1Pendant la première moitié du xxe siècle, l’histoire de la spiritualité était liée dans une large mesure aux ordres religieux ou aux institutions ecclésiastiques, et la position des historiens en ce domaine pouvait paraître particulière. Indépendamment de toute tendance à une hagiographie dont les plus sérieux se défendaient fort bien, les historiens appartenant, de près ou de loin, à des institutions ou à des ordres religieux étaient dans un rapport avec leur objet différent de celui que les spécialistes laïcs en histoire économique, sociale ou politique pouvaient avoir. Certes l’histoire est toujours rapport entre le présent de l’historien et cet objet qu’il construit et analyse, mais dans le cas de ce qu’on appelait l’histoire de la spiritualité ce sont le champ d’étude, les méthodes, les fins explicites ou inconscientes du travail qui étaient organisés par le statut ecclésial de celui qui s’y appliquait et des lieux dans lesquels il présentait ses travaux. Ainsi en France la Revue d’ascétique et de mystique, fondée en 1920, et le Dictionnaire de spiritualité, dont le premier copyright datait de 1932 mais le projet de 1928, étaient des créations et des œuvres officielles de la Compagnie de Jésus, tandis que les Études Carmélitaines, fondées en 1911, dépendaient, comme le nom l’indiquait, de l’ordre des carmes, et La Vie spirituelle de celui des dominicains, pour ne pas parler des volumes intitulés La Spiritualité chrétienne, publiés à partir de 1928 par un sulpicien, M. Pourrat. Ainsi non seulement les hommes mais aussi les lieux de travail et de publication étaient marqués en France par un caractère confessionnel, ce qui ne pouvait pas ne pas avoir de conséquences sur le type de recherche qui était menée et le type d’œuvres qui étaient produites.
2La notion même de « spiritualité » est une notion datée dans son émergence et ses usages [1]. Issu du latin « spiritualitas », le mot marque l’opposé de ce qui est « charnel » et en est venu à désigner aux xviie et xviiie siècles certaines façons de vivre et d’expérimenter les choses spirituelles : employé alors souvent au pluriel, il désigne ainsi, en particulier lors des grands débats de la fin du xviie siècle entre Bossuet et Fénelon, des modes de vie chrétienne qui sont les conséquences de doctrines orthodoxes ou hétérodoxes, un ensemble d’idées, de synthèses, de pratiques propres à telle famille religieuse, à tel groupe social, à telle condition de vie, des « vraies » ou des « fausses » spiritualités. Quant au terme allemand de « Spiritualität », il semble être un décalque du français : dans l’un comme dans l’autre des deux champs linguistiques, il est significatif qu’au milieu du xxe siècle, et particulièrement au début des années 1960, la notion de « spiritualité » a fait l’objet de débats et de réflexions s’interrogeant sur sa définition exacte, évaluant sa pertinence et ses usages.

- - -

__Consigne__
Poursuivez, s'il vous plaît, le texte sur l'histoire de la spiritualité en reprenant juste après sa dernière phrase.

(Entrées du jeu de données)
- - -

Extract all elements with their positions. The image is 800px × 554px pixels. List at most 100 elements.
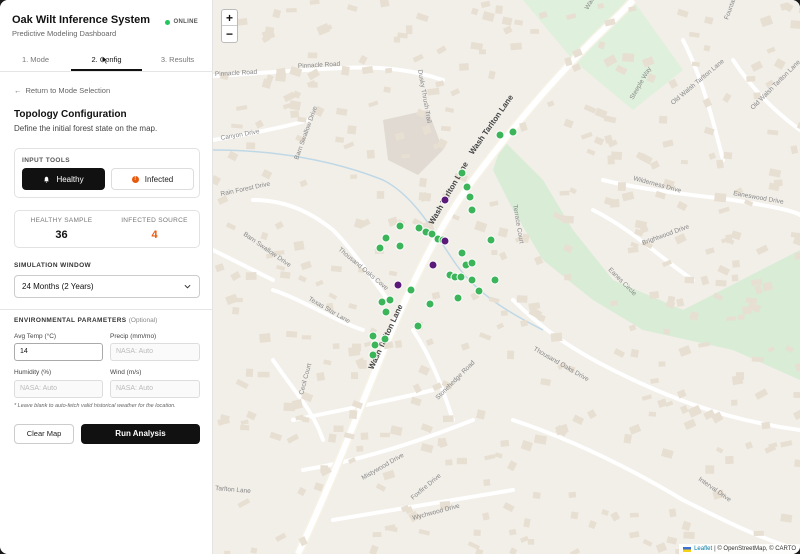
run-analysis-button[interactable]: Run Analysis bbox=[81, 424, 200, 444]
infected-tool-button[interactable]: ! Infected bbox=[111, 168, 194, 190]
street-label: Fountainwood Drive bbox=[723, 0, 749, 21]
zoom-out-button[interactable]: − bbox=[222, 26, 237, 42]
healthy-tree-marker[interactable] bbox=[425, 299, 435, 309]
healthy-tree-marker[interactable] bbox=[465, 192, 475, 202]
healthy-tree-marker[interactable] bbox=[375, 243, 385, 253]
healthy-tree-marker[interactable] bbox=[385, 295, 395, 305]
house-footprint bbox=[766, 46, 776, 54]
healthy-tree-marker[interactable] bbox=[380, 334, 390, 344]
house-footprint bbox=[489, 200, 499, 207]
house-footprint bbox=[540, 378, 552, 386]
house-footprint bbox=[394, 340, 403, 349]
wind-field[interactable]: NASA: Auto bbox=[110, 380, 200, 398]
house-footprint bbox=[501, 16, 513, 26]
house-footprint bbox=[658, 361, 666, 367]
healthy-tree-marker[interactable] bbox=[467, 275, 477, 285]
house-footprint bbox=[676, 200, 688, 212]
tab-config[interactable]: 2. Config bbox=[71, 48, 142, 71]
house-footprint bbox=[603, 115, 617, 124]
house-footprint bbox=[730, 399, 738, 406]
healthy-tree-marker[interactable] bbox=[406, 285, 416, 295]
healthy-tree-marker[interactable] bbox=[370, 340, 380, 350]
healthy-tree-marker[interactable] bbox=[462, 182, 472, 192]
leaflet-link[interactable]: Leaflet bbox=[694, 546, 712, 552]
healthy-tree-marker[interactable] bbox=[395, 241, 405, 251]
house-footprint bbox=[717, 264, 731, 276]
precip-label: Precip (mm/mo) bbox=[110, 333, 157, 340]
house-footprint bbox=[506, 460, 518, 472]
house-footprint bbox=[246, 142, 256, 150]
healthy-tree-marker[interactable] bbox=[467, 258, 477, 268]
house-footprint bbox=[705, 247, 715, 255]
infected-tree-marker[interactable] bbox=[440, 195, 450, 205]
healthy-tree-marker[interactable] bbox=[495, 130, 505, 140]
clear-map-button[interactable]: Clear Map bbox=[14, 424, 74, 444]
house-footprint bbox=[352, 343, 362, 352]
house-footprint bbox=[474, 548, 484, 554]
healthy-tree-marker[interactable] bbox=[377, 297, 387, 307]
house-footprint bbox=[564, 274, 572, 281]
house-footprint bbox=[520, 439, 533, 452]
house-footprint bbox=[688, 31, 700, 38]
healthy-tree-marker[interactable] bbox=[457, 168, 467, 178]
humidity-field[interactable]: NASA: Auto bbox=[14, 380, 103, 398]
house-footprint bbox=[641, 394, 653, 401]
simulation-window-select[interactable]: 24 Months (2 Years) bbox=[14, 275, 200, 298]
house-footprint bbox=[657, 398, 668, 409]
tab-mode[interactable]: 1. Mode bbox=[0, 48, 71, 71]
healthy-tree-marker[interactable] bbox=[490, 275, 500, 285]
healthy-tree-marker[interactable] bbox=[457, 248, 467, 258]
house-footprint bbox=[580, 131, 593, 140]
healthy-tree-marker[interactable] bbox=[395, 221, 405, 231]
healthy-tool-button[interactable]: Healthy bbox=[22, 168, 105, 190]
house-footprint bbox=[642, 539, 653, 547]
house-footprint bbox=[722, 92, 732, 103]
healthy-tree-marker[interactable] bbox=[368, 331, 378, 341]
house-footprint bbox=[257, 371, 270, 378]
healthy-tree-marker[interactable] bbox=[368, 350, 378, 360]
healthy-tree-marker[interactable] bbox=[467, 205, 477, 215]
house-footprint bbox=[274, 221, 284, 230]
infected-tree-marker[interactable] bbox=[428, 260, 438, 270]
avg-temp-field[interactable]: 14 bbox=[14, 343, 103, 361]
house-footprint bbox=[340, 65, 350, 76]
healthy-tree-marker[interactable] bbox=[508, 127, 518, 137]
healthy-tree-marker[interactable] bbox=[456, 272, 466, 282]
house-footprint bbox=[261, 168, 273, 180]
house-footprint bbox=[420, 442, 434, 454]
house-footprint bbox=[418, 528, 431, 536]
zoom-in-button[interactable]: + bbox=[222, 10, 237, 26]
house-footprint bbox=[389, 425, 403, 436]
healthy-tree-marker[interactable] bbox=[413, 321, 423, 331]
healthy-tree-marker[interactable] bbox=[381, 307, 391, 317]
house-footprint bbox=[744, 441, 754, 450]
env-params-label: ENVIRONMENTAL PARAMETERS (Optional) bbox=[14, 317, 157, 324]
infected-tree-marker[interactable] bbox=[393, 280, 403, 290]
house-footprint bbox=[610, 300, 619, 307]
healthy-tree-marker[interactable] bbox=[486, 235, 496, 245]
house-footprint bbox=[275, 532, 287, 543]
humidity-label: Humidity (%) bbox=[14, 369, 52, 376]
healthy-tree-marker[interactable] bbox=[381, 233, 391, 243]
house-footprint bbox=[233, 297, 243, 303]
tab-results[interactable]: 3. Results bbox=[142, 48, 213, 71]
house-footprint bbox=[780, 440, 793, 448]
house-footprint bbox=[705, 465, 715, 474]
house-footprint bbox=[622, 52, 635, 63]
simulation-window-value: 24 Months (2 Years) bbox=[22, 282, 94, 291]
house-footprint bbox=[562, 215, 574, 224]
arrow-left-icon: ← bbox=[14, 86, 22, 95]
back-link[interactable]: ← Return to Mode Selection bbox=[14, 86, 110, 95]
house-footprint bbox=[794, 459, 800, 468]
house-footprint bbox=[629, 512, 639, 518]
map-svg[interactable]: Washington RoadPinnacle RoadPinnacle Roa… bbox=[213, 0, 800, 554]
map-canvas[interactable]: Washington RoadPinnacle RoadPinnacle Roa… bbox=[213, 0, 800, 554]
healthy-tree-marker[interactable] bbox=[453, 293, 463, 303]
infected-tree-marker[interactable] bbox=[440, 236, 450, 246]
input-tools-label: INPUT TOOLS bbox=[22, 157, 70, 164]
precip-field[interactable]: NASA: Auto bbox=[110, 343, 200, 361]
healthy-tree-marker[interactable] bbox=[474, 286, 484, 296]
house-footprint bbox=[240, 424, 250, 431]
house-footprint bbox=[569, 548, 581, 554]
house-footprint bbox=[792, 408, 800, 421]
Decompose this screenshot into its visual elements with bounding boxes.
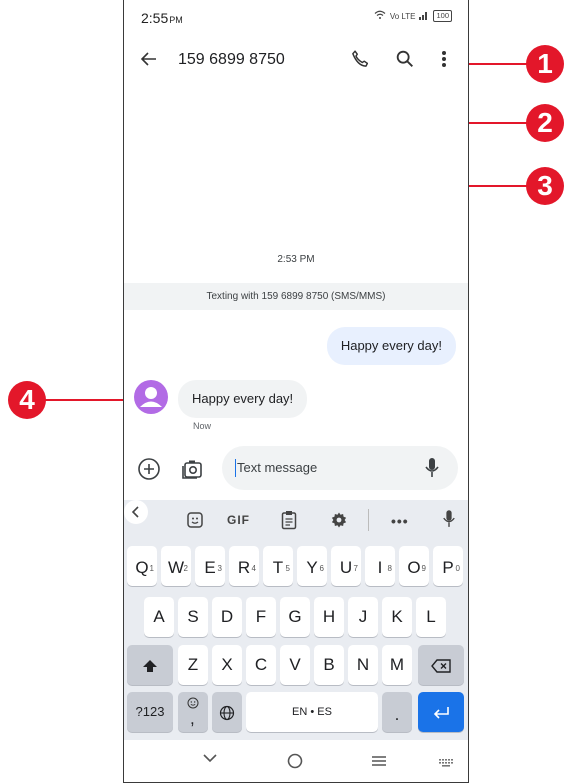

- - -

__Réponse attendue__
3Considéré de façon extérieure et pour ainsi dire « sociologique », le travail de Michel de Certeau comme historien de la spiritualité paraissait se situer dans la tradition alors très vivante d’une histoire confessionnelle. Dans les années 1950 la plupart des ordres et congrégations religieux, au moins en France mais souvent au niveau de leurs instances romaines, avaient décidé de consacrer une partie de leurs capacités de travail à des études historiques portant sur les origines et l’évolution de leur institut et sur la spiritualité qui leur était propre. Ainsi toute une génération de chercheurs, dans chacun de ces ordres, archivistes, historiens, bibliothécaires, se consacrèrent à l’histoire en cette époque de retour aux sources et aux origines qui préludait au concile de Vatican II. Il serait facile de dresser la liste de ces chercheurs qui s’y consacrèrent et des thèses et des études issues de cette préoccupation : œuvres généralement rigoureuses, reposant sur une documentation de première main, menées avec une sérieuse compétence historique et ne manifestant pas, ou de façon discrète, des intentions apologétiques.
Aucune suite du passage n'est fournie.